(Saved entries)
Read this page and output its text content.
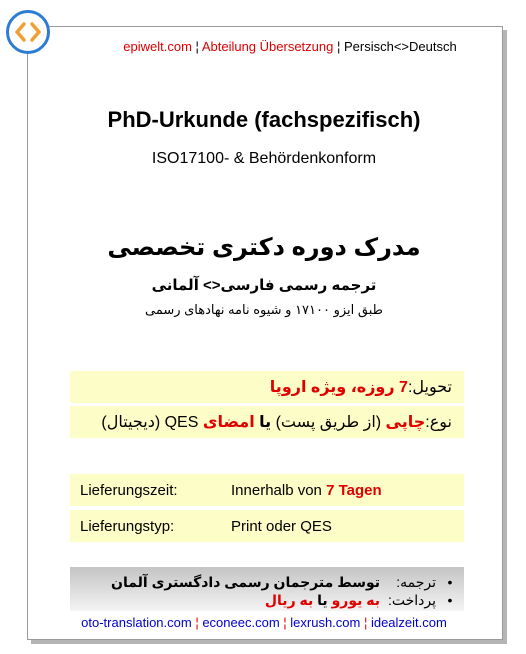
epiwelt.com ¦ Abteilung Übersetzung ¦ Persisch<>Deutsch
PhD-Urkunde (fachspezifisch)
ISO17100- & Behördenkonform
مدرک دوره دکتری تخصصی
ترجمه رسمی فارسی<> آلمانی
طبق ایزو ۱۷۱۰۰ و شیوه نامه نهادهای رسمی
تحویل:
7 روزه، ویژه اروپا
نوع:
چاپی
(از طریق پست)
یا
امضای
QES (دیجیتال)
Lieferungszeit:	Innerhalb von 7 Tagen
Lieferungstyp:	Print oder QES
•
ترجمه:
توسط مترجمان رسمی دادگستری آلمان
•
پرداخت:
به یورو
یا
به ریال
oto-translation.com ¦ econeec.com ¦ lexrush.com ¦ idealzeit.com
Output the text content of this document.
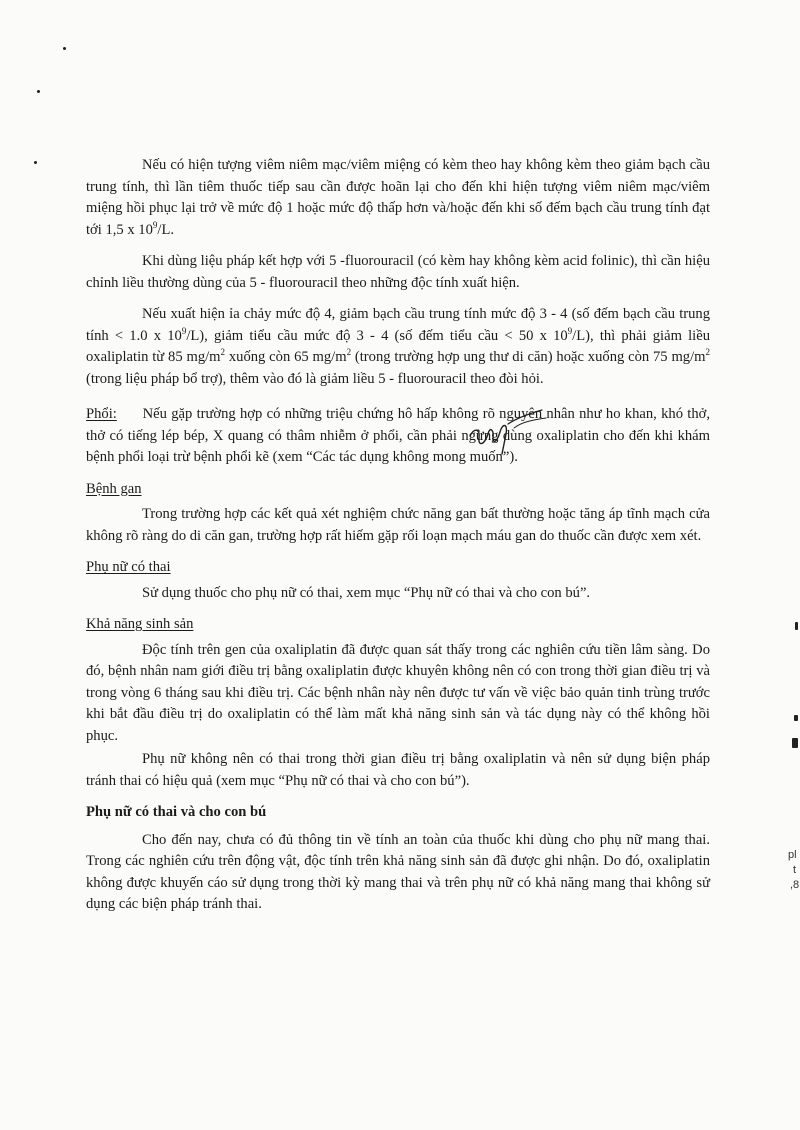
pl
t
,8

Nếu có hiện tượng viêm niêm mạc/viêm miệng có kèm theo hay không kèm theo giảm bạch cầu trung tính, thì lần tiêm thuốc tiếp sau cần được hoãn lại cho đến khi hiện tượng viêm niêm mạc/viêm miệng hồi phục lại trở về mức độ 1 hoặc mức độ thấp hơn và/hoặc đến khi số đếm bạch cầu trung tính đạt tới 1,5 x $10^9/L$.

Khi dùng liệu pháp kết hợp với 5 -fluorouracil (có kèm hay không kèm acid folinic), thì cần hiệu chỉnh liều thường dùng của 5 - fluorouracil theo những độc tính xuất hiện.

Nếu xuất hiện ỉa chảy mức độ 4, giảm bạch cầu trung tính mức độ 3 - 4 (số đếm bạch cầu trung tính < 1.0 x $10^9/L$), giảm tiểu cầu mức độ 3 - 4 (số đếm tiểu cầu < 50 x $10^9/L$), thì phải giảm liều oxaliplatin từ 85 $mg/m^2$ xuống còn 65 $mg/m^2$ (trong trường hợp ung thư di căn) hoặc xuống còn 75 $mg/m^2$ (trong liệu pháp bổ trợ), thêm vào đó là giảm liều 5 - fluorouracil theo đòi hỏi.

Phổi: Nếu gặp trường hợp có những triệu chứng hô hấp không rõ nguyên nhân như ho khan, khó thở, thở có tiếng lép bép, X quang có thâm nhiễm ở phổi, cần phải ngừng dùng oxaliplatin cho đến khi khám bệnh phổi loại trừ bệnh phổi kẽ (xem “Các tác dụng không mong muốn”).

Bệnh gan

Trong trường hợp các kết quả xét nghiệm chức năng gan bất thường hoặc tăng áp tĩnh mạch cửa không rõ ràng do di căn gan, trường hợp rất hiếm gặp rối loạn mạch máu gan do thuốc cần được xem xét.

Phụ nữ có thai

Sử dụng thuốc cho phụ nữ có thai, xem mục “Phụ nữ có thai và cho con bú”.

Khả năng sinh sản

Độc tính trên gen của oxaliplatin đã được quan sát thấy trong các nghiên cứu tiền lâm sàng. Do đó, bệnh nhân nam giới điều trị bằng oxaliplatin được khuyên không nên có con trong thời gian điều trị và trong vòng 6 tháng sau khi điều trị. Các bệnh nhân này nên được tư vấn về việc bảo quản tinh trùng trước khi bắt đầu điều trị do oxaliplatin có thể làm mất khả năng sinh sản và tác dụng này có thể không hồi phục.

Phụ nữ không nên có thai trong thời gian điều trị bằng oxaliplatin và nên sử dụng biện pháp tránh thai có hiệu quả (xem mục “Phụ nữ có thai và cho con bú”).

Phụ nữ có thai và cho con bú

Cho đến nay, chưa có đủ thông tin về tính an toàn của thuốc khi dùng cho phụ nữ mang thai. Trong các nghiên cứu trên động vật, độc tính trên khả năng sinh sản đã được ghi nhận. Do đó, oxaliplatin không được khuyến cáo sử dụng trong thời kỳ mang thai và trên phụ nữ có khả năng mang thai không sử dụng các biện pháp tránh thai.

==

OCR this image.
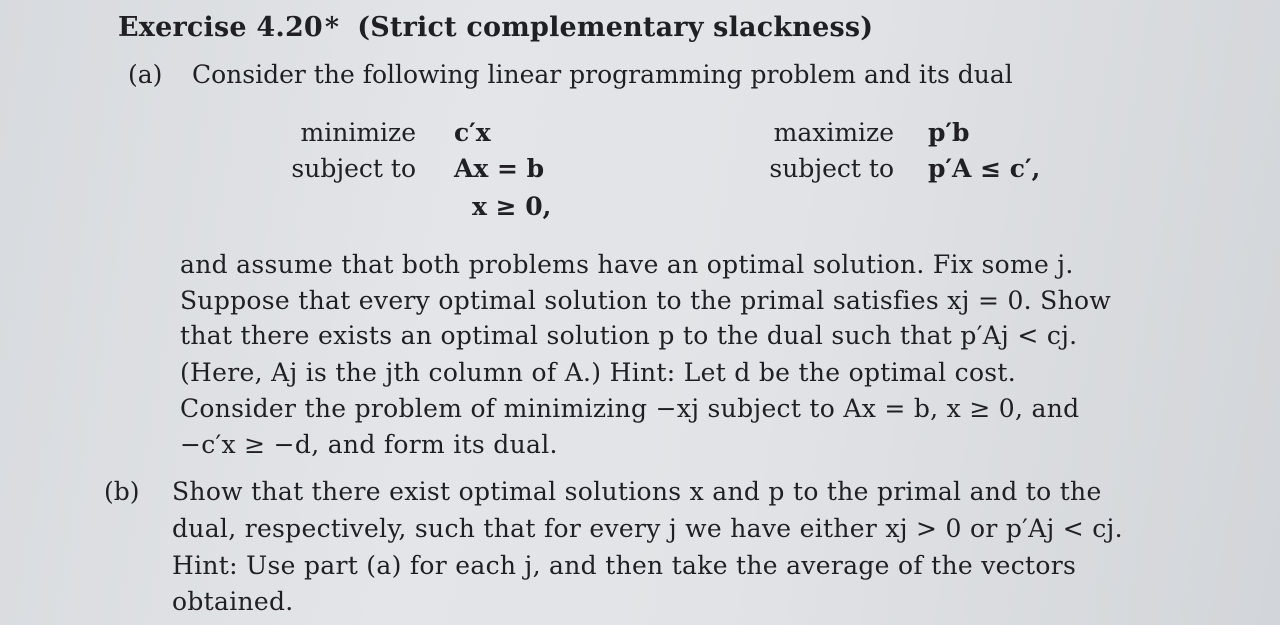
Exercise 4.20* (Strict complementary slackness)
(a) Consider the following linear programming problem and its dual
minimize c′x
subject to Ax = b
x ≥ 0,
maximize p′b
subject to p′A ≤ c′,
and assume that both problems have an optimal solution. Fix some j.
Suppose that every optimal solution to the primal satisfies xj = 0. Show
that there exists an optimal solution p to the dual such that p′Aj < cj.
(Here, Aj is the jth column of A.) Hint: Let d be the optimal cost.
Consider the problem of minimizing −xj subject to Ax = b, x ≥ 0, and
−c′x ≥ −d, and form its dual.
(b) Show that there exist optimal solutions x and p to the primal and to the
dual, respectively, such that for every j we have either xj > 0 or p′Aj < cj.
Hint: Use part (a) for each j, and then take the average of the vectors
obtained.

* _The task_
What is the number of lines in the listing above that contain the string "content"? Give only the number.

* _Exercise solution_
2